* DATA ROWS

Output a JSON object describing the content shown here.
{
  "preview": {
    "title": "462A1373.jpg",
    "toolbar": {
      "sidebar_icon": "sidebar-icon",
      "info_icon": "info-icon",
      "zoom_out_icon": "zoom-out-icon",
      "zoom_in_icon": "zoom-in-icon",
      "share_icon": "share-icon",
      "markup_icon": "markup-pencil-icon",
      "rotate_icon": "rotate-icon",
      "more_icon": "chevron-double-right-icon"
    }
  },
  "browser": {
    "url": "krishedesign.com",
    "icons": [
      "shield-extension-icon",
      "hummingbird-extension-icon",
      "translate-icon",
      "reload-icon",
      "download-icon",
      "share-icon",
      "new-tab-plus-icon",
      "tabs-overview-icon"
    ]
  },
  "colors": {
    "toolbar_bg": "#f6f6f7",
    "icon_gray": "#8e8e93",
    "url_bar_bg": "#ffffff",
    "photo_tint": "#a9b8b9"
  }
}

* THE REQUEST
Retype all the records, matching them exactly.

* RESULT OF THE EXERCISE
Output a JSON object describing the content shown here.
{
  "preview": {
    "title": "462A1373.jpg",
    "toolbar": {
      "sidebar_icon": "sidebar-icon",
      "info_icon": "info-icon",
      "zoom_out_icon": "zoom-out-icon",
      "zoom_in_icon": "zoom-in-icon",
      "share_icon": "share-icon",
      "markup_icon": "markup-pencil-icon",
      "rotate_icon": "rotate-icon",
      "more_icon": "chevron-double-right-icon"
    }
  },
  "browser": {
    "url": "krishedesign.com",
    "icons": [
      "shield-extension-icon",
      "hummingbird-extension-icon",
      "translate-icon",
      "reload-icon",
      "download-icon",
      "share-icon",
      "new-tab-plus-icon",
      "tabs-overview-icon"
    ]
  },
  "colors": {
    "toolbar_bg": "#f6f6f7",
    "icon_gray": "#8e8e93",
    "url_bar_bg": "#ffffff",
    "photo_tint": "#a9b8b9"
  }
}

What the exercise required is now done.